*Exercise objective:* Write the records below out again exactly as given, with no images.

*Available data:*

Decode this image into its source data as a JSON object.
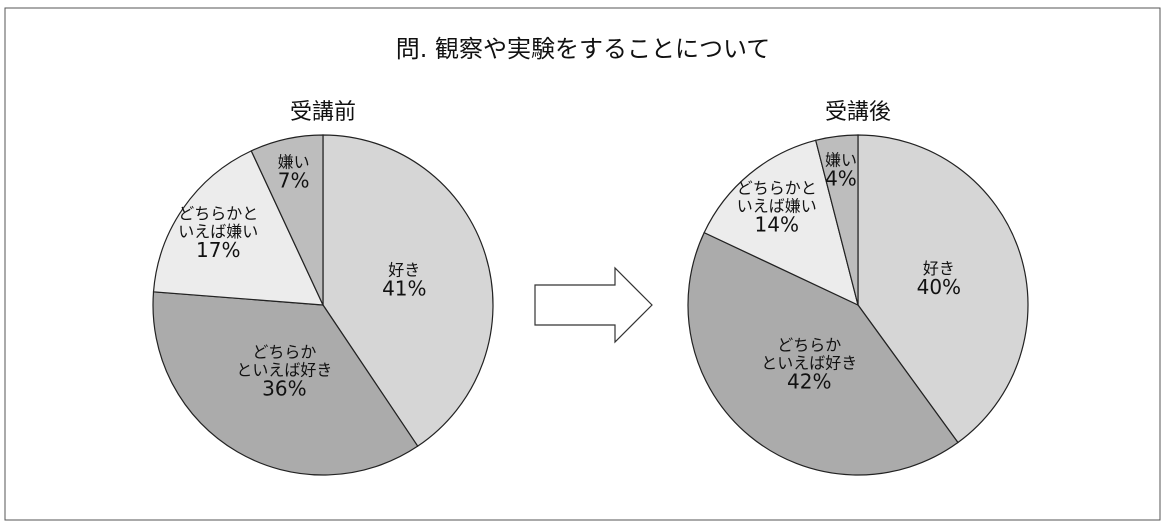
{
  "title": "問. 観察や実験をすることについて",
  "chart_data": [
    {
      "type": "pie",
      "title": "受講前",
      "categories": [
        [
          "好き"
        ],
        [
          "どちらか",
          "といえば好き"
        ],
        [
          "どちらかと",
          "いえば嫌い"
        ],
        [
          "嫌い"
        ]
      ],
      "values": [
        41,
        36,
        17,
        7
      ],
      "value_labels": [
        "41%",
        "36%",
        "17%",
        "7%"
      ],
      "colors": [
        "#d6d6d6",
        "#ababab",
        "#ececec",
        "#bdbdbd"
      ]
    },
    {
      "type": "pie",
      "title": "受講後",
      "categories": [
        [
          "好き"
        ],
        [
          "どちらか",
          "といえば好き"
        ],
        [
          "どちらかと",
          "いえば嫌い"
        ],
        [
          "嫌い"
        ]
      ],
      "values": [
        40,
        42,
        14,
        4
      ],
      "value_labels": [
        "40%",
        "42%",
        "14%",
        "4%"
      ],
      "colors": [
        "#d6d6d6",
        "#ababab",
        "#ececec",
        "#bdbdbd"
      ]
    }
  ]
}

*The solution:*
Decode this image into its source data as a JSON object.
{
  "title": "問. 観察や実験をすることについて",
  "chart_data": [
    {
      "type": "pie",
      "title": "受講前",
      "categories": [
        [
          "好き"
        ],
        [
          "どちらか",
          "といえば好き"
        ],
        [
          "どちらかと",
          "いえば嫌い"
        ],
        [
          "嫌い"
        ]
      ],
      "values": [
        41,
        36,
        17,
        7
      ],
      "value_labels": [
        "41%",
        "36%",
        "17%",
        "7%"
      ],
      "colors": [
        "#d6d6d6",
        "#ababab",
        "#ececec",
        "#bdbdbd"
      ]
    },
    {
      "type": "pie",
      "title": "受講後",
      "categories": [
        [
          "好き"
        ],
        [
          "どちらか",
          "といえば好き"
        ],
        [
          "どちらかと",
          "いえば嫌い"
        ],
        [
          "嫌い"
        ]
      ],
      "values": [
        40,
        42,
        14,
        4
      ],
      "value_labels": [
        "40%",
        "42%",
        "14%",
        "4%"
      ],
      "colors": [
        "#d6d6d6",
        "#ababab",
        "#ececec",
        "#bdbdbd"
      ]
    }
  ]
}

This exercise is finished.